(SET PROBLEM) Copy all entries without alteration and skip the pictures they hold.

[Saved data entries]
-*-

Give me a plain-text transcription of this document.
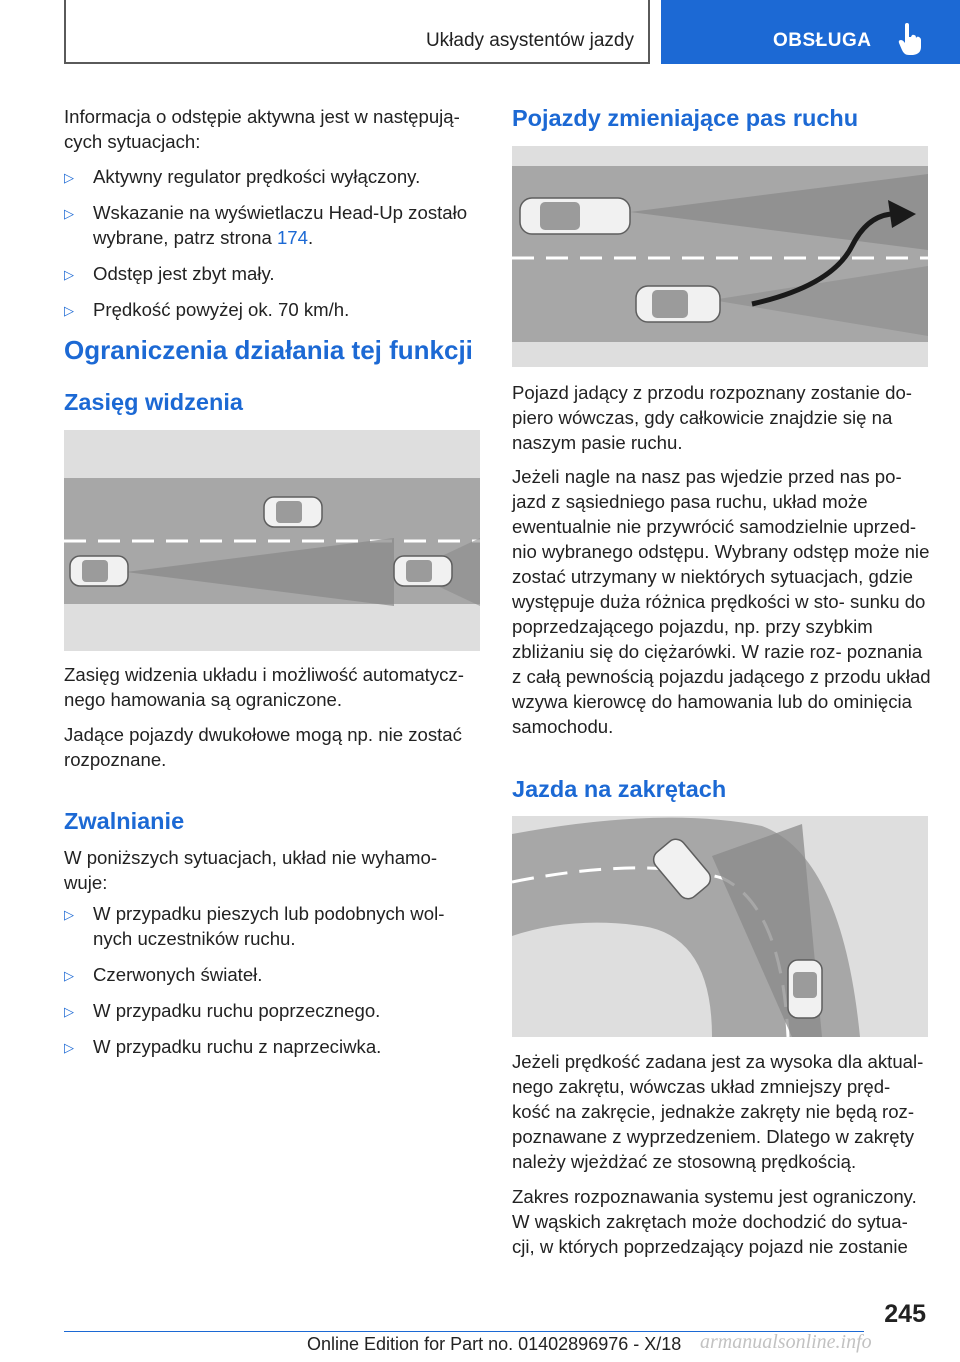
Układy asystentów jazdy	OBSŁUGA

Informacja o odstępie aktywna jest w następują‐ cych sytuacjach:

▷ Aktywny regulator prędkości wyłączony.
▷ Wskazanie na wyświetlaczu Head-Up zostało wybrane, patrz strona 174.
▷ Odstęp jest zbyt mały.
▷ Prędkość powyżej ok. 70 km/h.
Ograniczenia działania tej funkcji
Zasięg widzenia

Zasięg widzenia układu i możliwość automatycz‐ nego hamowania są ograniczone.

Jadące pojazdy dwukołowe mogą np. nie zostać rozpoznane.

Zwalnianie

W poniższych sytuacjach, układ nie wyhamo‐ wuje:

▷ W przypadku pieszych lub podobnych wol‐ nych uczestników ruchu.
▷ Czerwonych świateł.
▷ W przypadku ruchu poprzecznego.
▷ W przypadku ruchu z naprzeciwka.
Pojazdy zmieniające pas ruchu

Pojazd jadący z przodu rozpoznany zostanie do‐ piero wówczas, gdy całkowicie znajdzie się na naszym pasie ruchu.

Jeżeli nagle na nasz pas wjedzie przed nas po‐ jazd z sąsiedniego pasa ruchu, układ może ewentualnie nie przywrócić samodzielnie uprzed‐ nio wybranego odstępu. Wybrany odstęp może nie zostać utrzymany w niektórych sytuacjach, gdzie występuje duża różnica prędkości w sto‐ sunku do poprzedzającego pojazdu, np. przy szybkim zbliżaniu się do ciężarówki. W razie roz‐ poznania z całą pewnością pojazdu jadącego z przodu układ wzywa kierowcę do hamowania lub do ominięcia samochodu.

Jazda na zakrętach

Jeżeli prędkość zadana jest za wysoka dla aktual‐ nego zakrętu, wówczas układ zmniejszy pręd‐ kość na zakręcie, jednakże zakręty nie będą roz‐ poznawane z wyprzedzeniem. Dlatego w zakręty należy wjeżdżać ze stosowną prędkością.

Zakres rozpoznawania systemu jest ograniczony. W wąskich zakrętach może dochodzić do sytua‐ cji, w których poprzedzający pojazd nie zostanie

245
Online Edition for Part no. 01402896976 - X/18 armanualsonline.info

-*-

(ANSWER TO THIS EXERCISE)
Give me a plain-text transcription of this document.
Układy asystentów jazdy	OBSŁUGA

Informacja o odstępie aktywna jest w następują‐ cych sytuacjach:

▷ Aktywny regulator prędkości wyłączony.
▷ Wskazanie na wyświetlaczu Head-Up zostało wybrane, patrz strona 174.
▷ Odstęp jest zbyt mały.
▷ Prędkość powyżej ok. 70 km/h.
Ograniczenia działania tej funkcji
Zasięg widzenia

Zasięg widzenia układu i możliwość automatycz‐ nego hamowania są ograniczone.

Jadące pojazdy dwukołowe mogą np. nie zostać rozpoznane.

Zwalnianie

W poniższych sytuacjach, układ nie wyhamo‐ wuje:

▷ W przypadku pieszych lub podobnych wol‐ nych uczestników ruchu.
▷ Czerwonych świateł.
▷ W przypadku ruchu poprzecznego.
▷ W przypadku ruchu z naprzeciwka.
Pojazdy zmieniające pas ruchu

Pojazd jadący z przodu rozpoznany zostanie do‐ piero wówczas, gdy całkowicie znajdzie się na naszym pasie ruchu.

Jeżeli nagle na nasz pas wjedzie przed nas po‐ jazd z sąsiedniego pasa ruchu, układ może ewentualnie nie przywrócić samodzielnie uprzed‐ nio wybranego odstępu. Wybrany odstęp może nie zostać utrzymany w niektórych sytuacjach, gdzie występuje duża różnica prędkości w sto‐ sunku do poprzedzającego pojazdu, np. przy szybkim zbliżaniu się do ciężarówki. W razie roz‐ poznania z całą pewnością pojazdu jadącego z przodu układ wzywa kierowcę do hamowania lub do ominięcia samochodu.

Jazda na zakrętach

Jeżeli prędkość zadana jest za wysoka dla aktual‐ nego zakrętu, wówczas układ zmniejszy pręd‐ kość na zakręcie, jednakże zakręty nie będą roz‐ poznawane z wyprzedzeniem. Dlatego w zakręty należy wjeżdżać ze stosowną prędkością.

Zakres rozpoznawania systemu jest ograniczony. W wąskich zakrętach może dochodzić do sytua‐ cji, w których poprzedzający pojazd nie zostanie

245
Online Edition for Part no. 01402896976 - X/18 armanualsonline.info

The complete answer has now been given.